>> Begin INPUT ROWS
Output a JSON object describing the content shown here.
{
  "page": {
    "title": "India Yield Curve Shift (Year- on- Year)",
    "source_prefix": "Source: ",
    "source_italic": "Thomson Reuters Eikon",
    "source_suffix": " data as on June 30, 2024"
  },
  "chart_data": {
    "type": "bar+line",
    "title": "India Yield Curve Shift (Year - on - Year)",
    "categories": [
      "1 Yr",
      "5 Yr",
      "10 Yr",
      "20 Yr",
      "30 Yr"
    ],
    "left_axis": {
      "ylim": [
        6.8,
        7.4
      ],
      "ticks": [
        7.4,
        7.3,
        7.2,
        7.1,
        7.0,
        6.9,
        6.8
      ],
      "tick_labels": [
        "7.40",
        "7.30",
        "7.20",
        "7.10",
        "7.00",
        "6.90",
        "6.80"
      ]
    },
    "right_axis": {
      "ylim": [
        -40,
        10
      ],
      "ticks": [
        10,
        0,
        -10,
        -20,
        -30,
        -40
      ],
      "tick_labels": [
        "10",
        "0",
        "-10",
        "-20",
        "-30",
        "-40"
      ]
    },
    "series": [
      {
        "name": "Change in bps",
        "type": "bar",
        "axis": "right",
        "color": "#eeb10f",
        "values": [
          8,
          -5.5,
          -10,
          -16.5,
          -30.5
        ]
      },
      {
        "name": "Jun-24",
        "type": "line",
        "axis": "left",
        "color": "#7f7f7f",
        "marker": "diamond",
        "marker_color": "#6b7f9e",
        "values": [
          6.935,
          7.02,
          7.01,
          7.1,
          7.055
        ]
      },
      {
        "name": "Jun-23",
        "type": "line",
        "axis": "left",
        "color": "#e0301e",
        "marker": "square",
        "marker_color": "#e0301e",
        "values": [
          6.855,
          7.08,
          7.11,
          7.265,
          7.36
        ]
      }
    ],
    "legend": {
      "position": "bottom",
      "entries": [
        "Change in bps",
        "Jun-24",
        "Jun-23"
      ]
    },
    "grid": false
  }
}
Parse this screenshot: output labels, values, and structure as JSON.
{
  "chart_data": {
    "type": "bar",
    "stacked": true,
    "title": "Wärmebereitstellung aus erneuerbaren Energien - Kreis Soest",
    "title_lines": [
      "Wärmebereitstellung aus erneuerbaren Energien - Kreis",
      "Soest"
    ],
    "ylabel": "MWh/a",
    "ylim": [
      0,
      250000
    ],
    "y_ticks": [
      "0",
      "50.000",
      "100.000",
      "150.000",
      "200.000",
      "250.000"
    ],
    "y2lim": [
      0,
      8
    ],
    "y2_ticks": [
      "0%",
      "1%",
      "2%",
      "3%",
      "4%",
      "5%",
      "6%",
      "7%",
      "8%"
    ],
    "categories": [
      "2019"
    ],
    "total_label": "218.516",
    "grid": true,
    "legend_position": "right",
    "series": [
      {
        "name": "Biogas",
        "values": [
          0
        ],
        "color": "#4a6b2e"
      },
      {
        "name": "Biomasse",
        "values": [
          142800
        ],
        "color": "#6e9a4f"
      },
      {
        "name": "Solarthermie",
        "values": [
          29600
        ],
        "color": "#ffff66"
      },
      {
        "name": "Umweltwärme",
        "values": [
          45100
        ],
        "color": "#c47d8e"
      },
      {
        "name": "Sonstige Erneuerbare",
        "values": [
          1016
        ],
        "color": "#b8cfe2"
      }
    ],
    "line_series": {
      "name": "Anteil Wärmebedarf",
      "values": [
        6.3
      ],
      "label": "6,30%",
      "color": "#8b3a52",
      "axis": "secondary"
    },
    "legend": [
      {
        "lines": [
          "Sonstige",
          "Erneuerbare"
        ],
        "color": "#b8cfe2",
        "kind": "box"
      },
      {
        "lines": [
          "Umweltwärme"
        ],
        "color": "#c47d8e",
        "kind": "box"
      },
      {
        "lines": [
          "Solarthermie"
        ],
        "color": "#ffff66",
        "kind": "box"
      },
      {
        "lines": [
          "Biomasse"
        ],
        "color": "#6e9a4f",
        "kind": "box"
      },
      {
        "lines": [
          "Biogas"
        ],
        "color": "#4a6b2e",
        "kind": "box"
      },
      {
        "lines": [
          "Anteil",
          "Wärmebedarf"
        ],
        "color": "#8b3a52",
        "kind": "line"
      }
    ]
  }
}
>> End INPUT ROWS
WRITTEN TASK:
Your task is to print all of the records exactly.

WRITTEN SOLUTION:
Output a JSON object describing the content shown here.
{
  "page": {
    "title": "India Yield Curve Shift (Year- on- Year)",
    "source_prefix": "Source: ",
    "source_italic": "Thomson Reuters Eikon",
    "source_suffix": " data as on June 30, 2024"
  },
  "chart_data": {
    "type": "bar+line",
    "title": "India Yield Curve Shift (Year - on - Year)",
    "categories": [
      "1 Yr",
      "5 Yr",
      "10 Yr",
      "20 Yr",
      "30 Yr"
    ],
    "left_axis": {
      "ylim": [
        6.8,
        7.4
      ],
      "ticks": [
        7.4,
        7.3,
        7.2,
        7.1,
        7.0,
        6.9,
        6.8
      ],
      "tick_labels": [
        "7.40",
        "7.30",
        "7.20",
        "7.10",
        "7.00",
        "6.90",
        "6.80"
      ]
    },
    "right_axis": {
      "ylim": [
        -40,
        10
      ],
      "ticks": [
        10,
        0,
        -10,
        -20,
        -30,
        -40
      ],
      "tick_labels": [
        "10",
        "0",
        "-10",
        "-20",
        "-30",
        "-40"
      ]
    },
    "series": [
      {
        "name": "Change in bps",
        "type": "bar",
        "axis": "right",
        "color": "#eeb10f",
        "values": [
          8,
          -5.5,
          -10,
          -16.5,
          -30.5
        ]
      },
      {
        "name": "Jun-24",
        "type": "line",
        "axis": "left",
        "color": "#7f7f7f",
        "marker": "diamond",
        "marker_color": "#6b7f9e",
        "values": [
          6.935,
          7.02,
          7.01,
          7.1,
          7.055
        ]
      },
      {
        "name": "Jun-23",
        "type": "line",
        "axis": "left",
        "color": "#e0301e",
        "marker": "square",
        "marker_color": "#e0301e",
        "values": [
          6.855,
          7.08,
          7.11,
          7.265,
          7.36
        ]
      }
    ],
    "legend": {
      "position": "bottom",
      "entries": [
        "Change in bps",
        "Jun-24",
        "Jun-23"
      ]
    },
    "grid": false
  }
}
Parse this screenshot: output labels, values, and structure as JSON.
{
  "chart_data": {
    "type": "bar",
    "stacked": true,
    "title": "Wärmebereitstellung aus erneuerbaren Energien - Kreis Soest",
    "title_lines": [
      "Wärmebereitstellung aus erneuerbaren Energien - Kreis",
      "Soest"
    ],
    "ylabel": "MWh/a",
    "ylim": [
      0,
      250000
    ],
    "y_ticks": [
      "0",
      "50.000",
      "100.000",
      "150.000",
      "200.000",
      "250.000"
    ],
    "y2lim": [
      0,
      8
    ],
    "y2_ticks": [
      "0%",
      "1%",
      "2%",
      "3%",
      "4%",
      "5%",
      "6%",
      "7%",
      "8%"
    ],
    "categories": [
      "2019"
    ],
    "total_label": "218.516",
    "grid": true,
    "legend_position": "right",
    "series": [
      {
        "name": "Biogas",
        "values": [
          0
        ],
        "color": "#4a6b2e"
      },
      {
        "name": "Biomasse",
        "values": [
          142800
        ],
        "color": "#6e9a4f"
      },
      {
        "name": "Solarthermie",
        "values": [
          29600
        ],
        "color": "#ffff66"
      },
      {
        "name": "Umweltwärme",
        "values": [
          45100
        ],
        "color": "#c47d8e"
      },
      {
        "name": "Sonstige Erneuerbare",
        "values": [
          1016
        ],
        "color": "#b8cfe2"
      }
    ],
    "line_series": {
      "name": "Anteil Wärmebedarf",
      "values": [
        6.3
      ],
      "label": "6,30%",
      "color": "#8b3a52",
      "axis": "secondary"
    },
    "legend": [
      {
        "lines": [
          "Sonstige",
          "Erneuerbare"
        ],
        "color": "#b8cfe2",
        "kind": "box"
      },
      {
        "lines": [
          "Umweltwärme"
        ],
        "color": "#c47d8e",
        "kind": "box"
      },
      {
        "lines": [
          "Solarthermie"
        ],
        "color": "#ffff66",
        "kind": "box"
      },
      {
        "lines": [
          "Biomasse"
        ],
        "color": "#6e9a4f",
        "kind": "box"
      },
      {
        "lines": [
          "Biogas"
        ],
        "color": "#4a6b2e",
        "kind": "box"
      },
      {
        "lines": [
          "Anteil",
          "Wärmebedarf"
        ],
        "color": "#8b3a52",
        "kind": "line"
      }
    ]
  }
}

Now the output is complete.